— begin DATA ROWS —

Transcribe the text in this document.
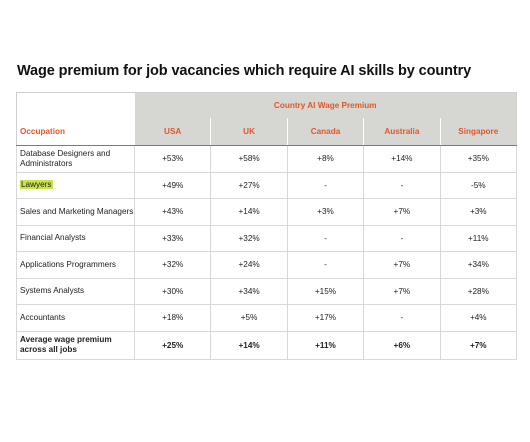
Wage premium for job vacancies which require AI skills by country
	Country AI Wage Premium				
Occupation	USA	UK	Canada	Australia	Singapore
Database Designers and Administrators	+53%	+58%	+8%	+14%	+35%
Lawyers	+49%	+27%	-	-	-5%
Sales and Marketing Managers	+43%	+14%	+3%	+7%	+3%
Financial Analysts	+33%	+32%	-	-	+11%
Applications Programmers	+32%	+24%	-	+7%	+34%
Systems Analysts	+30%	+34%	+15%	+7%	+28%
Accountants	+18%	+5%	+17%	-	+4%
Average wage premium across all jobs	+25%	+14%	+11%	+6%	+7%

— end DATA ROWS —

WHAT IS REQUIRED
Only lines with the word "Analysts" should be collected from the material.

RESULT BELOW
Financial Analysts	+33%	+32%	-	-	+11%
Systems Analysts	+30%	+34%	+15%	+7%	+28%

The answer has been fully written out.